** start **

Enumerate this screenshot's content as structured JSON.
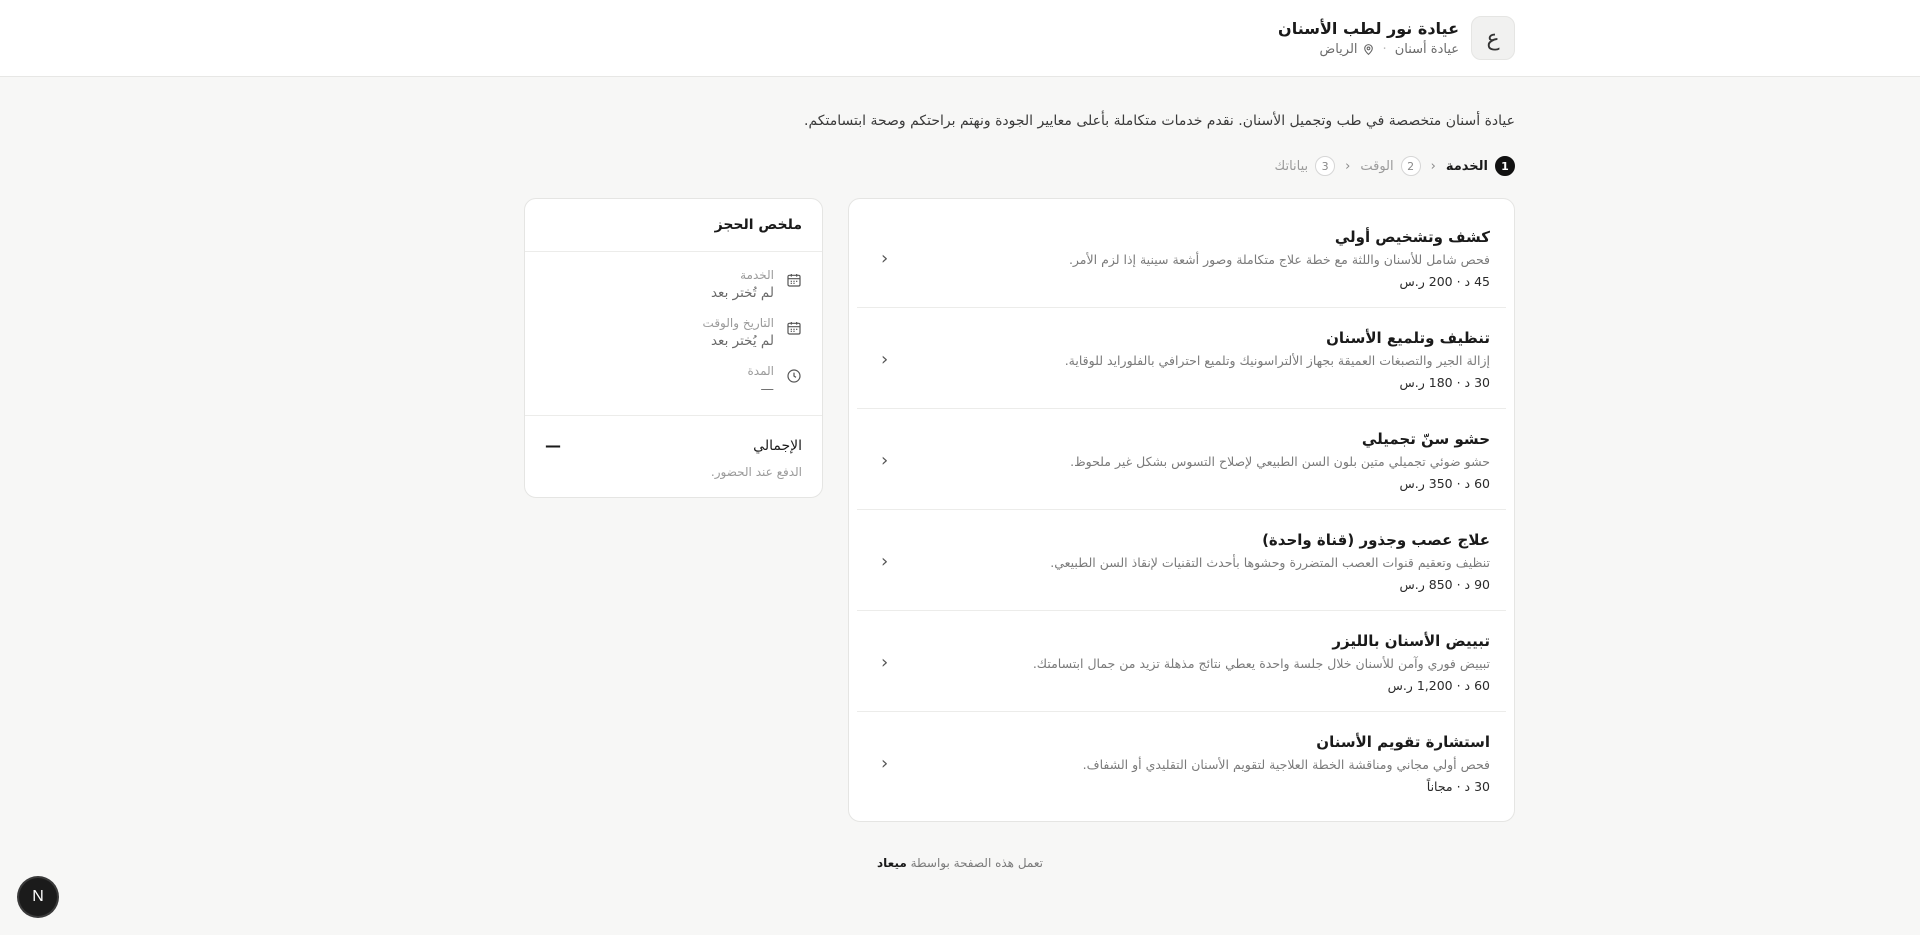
{
  "clinic": {
    "logo_letter": "ع",
    "name": "عيادة نور لطب الأسنان",
    "category": "عيادة أسنان",
    "city": "الرياض",
    "description": "عيادة أسنان متخصصة في طب وتجميل الأسنان. نقدم خدمات متكاملة بأعلى معايير الجودة ونهتم براحتكم وصحة ابتسامتكم."
  },
  "steps": [
    {
      "num": "1",
      "label": "الخدمة"
    },
    {
      "num": "2",
      "label": "الوقت"
    },
    {
      "num": "3",
      "label": "بياناتك"
    }
  ],
  "services": [
    {
      "title": "كشف وتشخيص أولي",
      "desc": "فحص شامل للأسنان واللثة مع خطة علاج متكاملة وصور أشعة سينية إذا لزم الأمر.",
      "meta": "45 د · 200 ر.س"
    },
    {
      "title": "تنظيف وتلميع الأسنان",
      "desc": "إزالة الجير والتصبغات العميقة بجهاز الألتراسونيك وتلميع احترافي بالفلورايد للوقاية.",
      "meta": "30 د · 180 ر.س"
    },
    {
      "title": "حشو سنّ تجميلي",
      "desc": "حشو ضوئي تجميلي متين بلون السن الطبيعي لإصلاح التسوس بشكل غير ملحوظ.",
      "meta": "60 د · 350 ر.س"
    },
    {
      "title": "علاج عصب وجذور (قناة واحدة)",
      "desc": "تنظيف وتعقيم قنوات العصب المتضررة وحشوها بأحدث التقنيات لإنقاذ السن الطبيعي.",
      "meta": "90 د · 850 ر.س"
    },
    {
      "title": "تبييض الأسنان بالليزر",
      "desc": "تبييض فوري وآمن للأسنان خلال جلسة واحدة يعطي نتائج مذهلة تزيد من جمال ابتسامتك.",
      "meta": "60 د · 1,200 ر.س"
    },
    {
      "title": "استشارة تقويم الأسنان",
      "desc": "فحص أولي مجاني ومناقشة الخطة العلاجية لتقويم الأسنان التقليدي أو الشفاف.",
      "meta": "30 د · مجاناً"
    }
  ],
  "summary": {
    "title": "ملخص الحجز",
    "service_label": "الخدمة",
    "service_value": "لم تُختر بعد",
    "datetime_label": "التاريخ والوقت",
    "datetime_value": "لم يُختر بعد",
    "duration_label": "المدة",
    "duration_value": "—",
    "total_label": "الإجمالي",
    "total_value": "—",
    "pay_note": "الدفع عند الحضور."
  },
  "footer": {
    "text": "تعمل هذه الصفحة بواسطة",
    "brand": "ميعاد"
  },
  "badge_letter": "N",
  "icons": [
    "location-pin-icon",
    "chevron-left-icon",
    "calendar-icon",
    "clock-icon"
  ]
}
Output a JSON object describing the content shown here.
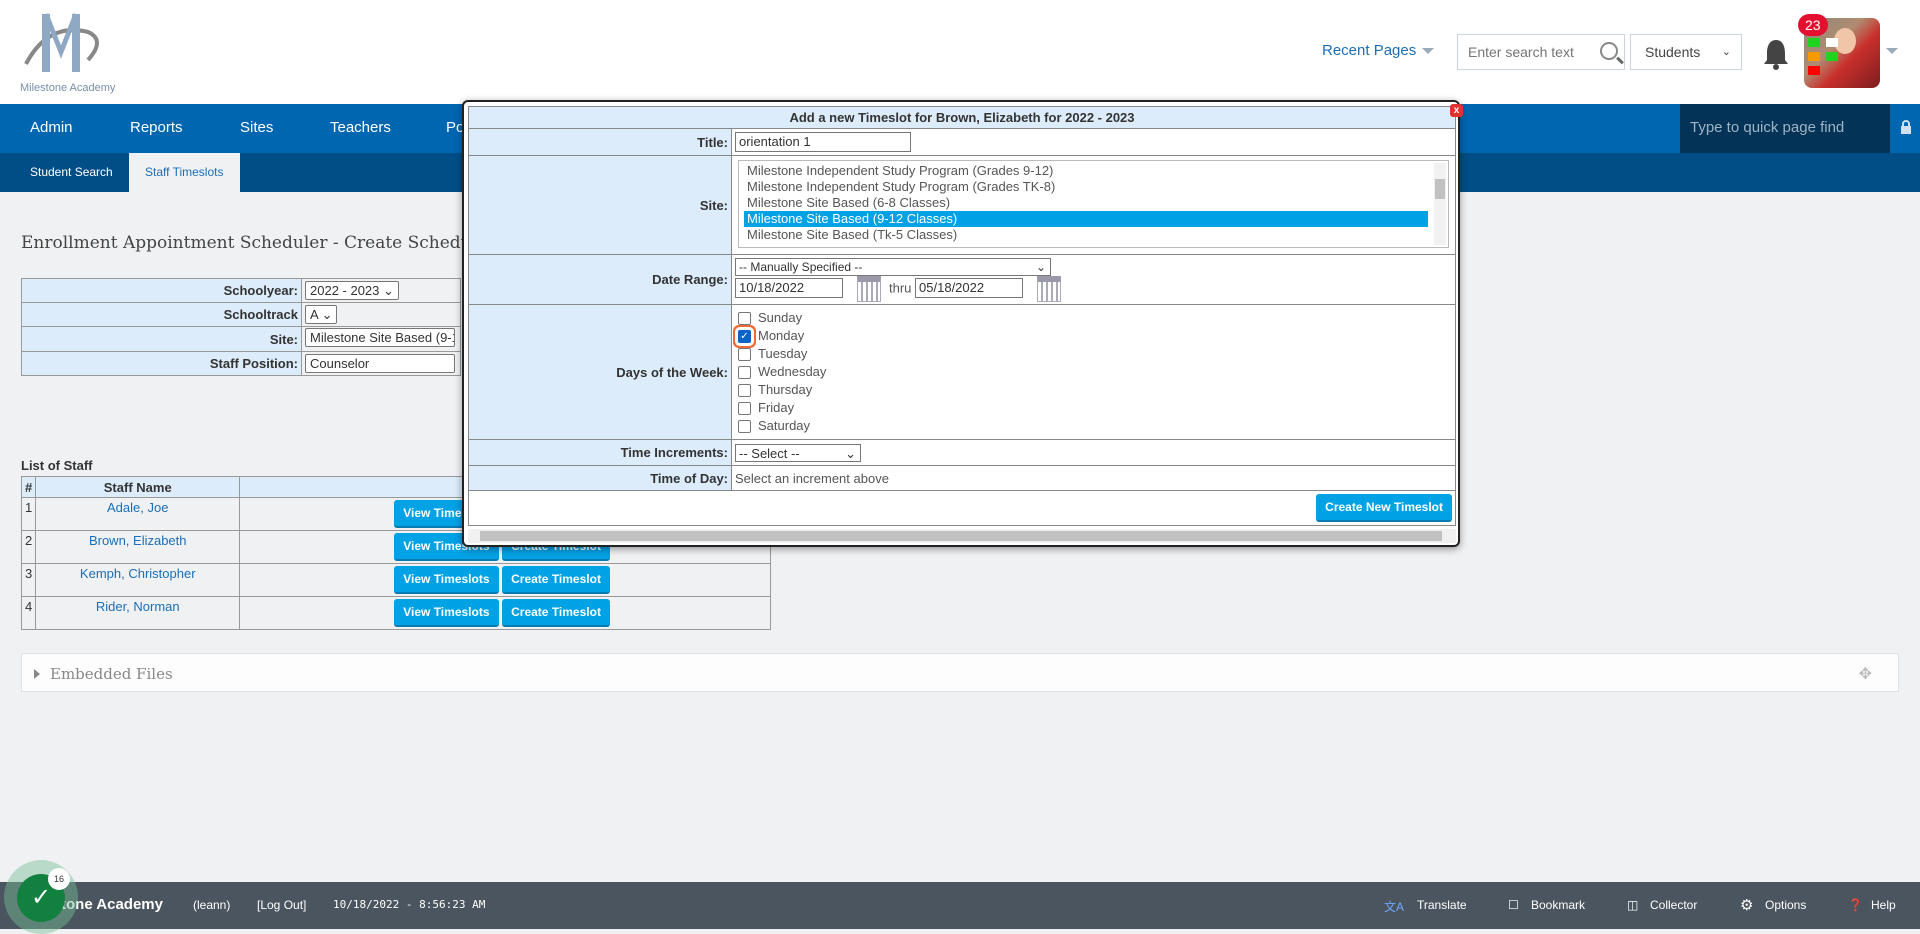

** end **

_WORK TO BE COMPLETED_
Set down the lines of the records above exactly, apart from the pictures.

_EXERCISE SOLUTION_
Enumerate this screenshot's content as structured JSON.
{
  "clinic": {
    "logo_letter": "ع",
    "name": "عيادة نور لطب الأسنان",
    "category": "عيادة أسنان",
    "city": "الرياض",
    "description": "عيادة أسنان متخصصة في طب وتجميل الأسنان. نقدم خدمات متكاملة بأعلى معايير الجودة ونهتم براحتكم وصحة ابتسامتكم."
  },
  "steps": [
    {
      "num": "1",
      "label": "الخدمة"
    },
    {
      "num": "2",
      "label": "الوقت"
    },
    {
      "num": "3",
      "label": "بياناتك"
    }
  ],
  "services": [
    {
      "title": "كشف وتشخيص أولي",
      "desc": "فحص شامل للأسنان واللثة مع خطة علاج متكاملة وصور أشعة سينية إذا لزم الأمر.",
      "meta": "45 د · 200 ر.س"
    },
    {
      "title": "تنظيف وتلميع الأسنان",
      "desc": "إزالة الجير والتصبغات العميقة بجهاز الألتراسونيك وتلميع احترافي بالفلورايد للوقاية.",
      "meta": "30 د · 180 ر.س"
    },
    {
      "title": "حشو سنّ تجميلي",
      "desc": "حشو ضوئي تجميلي متين بلون السن الطبيعي لإصلاح التسوس بشكل غير ملحوظ.",
      "meta": "60 د · 350 ر.س"
    },
    {
      "title": "علاج عصب وجذور (قناة واحدة)",
      "desc": "تنظيف وتعقيم قنوات العصب المتضررة وحشوها بأحدث التقنيات لإنقاذ السن الطبيعي.",
      "meta": "90 د · 850 ر.س"
    },
    {
      "title": "تبييض الأسنان بالليزر",
      "desc": "تبييض فوري وآمن للأسنان خلال جلسة واحدة يعطي نتائج مذهلة تزيد من جمال ابتسامتك.",
      "meta": "60 د · 1,200 ر.س"
    },
    {
      "title": "استشارة تقويم الأسنان",
      "desc": "فحص أولي مجاني ومناقشة الخطة العلاجية لتقويم الأسنان التقليدي أو الشفاف.",
      "meta": "30 د · مجاناً"
    }
  ],
  "summary": {
    "title": "ملخص الحجز",
    "service_label": "الخدمة",
    "service_value": "لم تُختر بعد",
    "datetime_label": "التاريخ والوقت",
    "datetime_value": "لم يُختر بعد",
    "duration_label": "المدة",
    "duration_value": "—",
    "total_label": "الإجمالي",
    "total_value": "—",
    "pay_note": "الدفع عند الحضور."
  },
  "footer": {
    "text": "تعمل هذه الصفحة بواسطة",
    "brand": "ميعاد"
  },
  "badge_letter": "N",
  "icons": [
    "location-pin-icon",
    "chevron-left-icon",
    "calendar-icon",
    "clock-icon"
  ]
}
Output a JSON object describing the content shown here.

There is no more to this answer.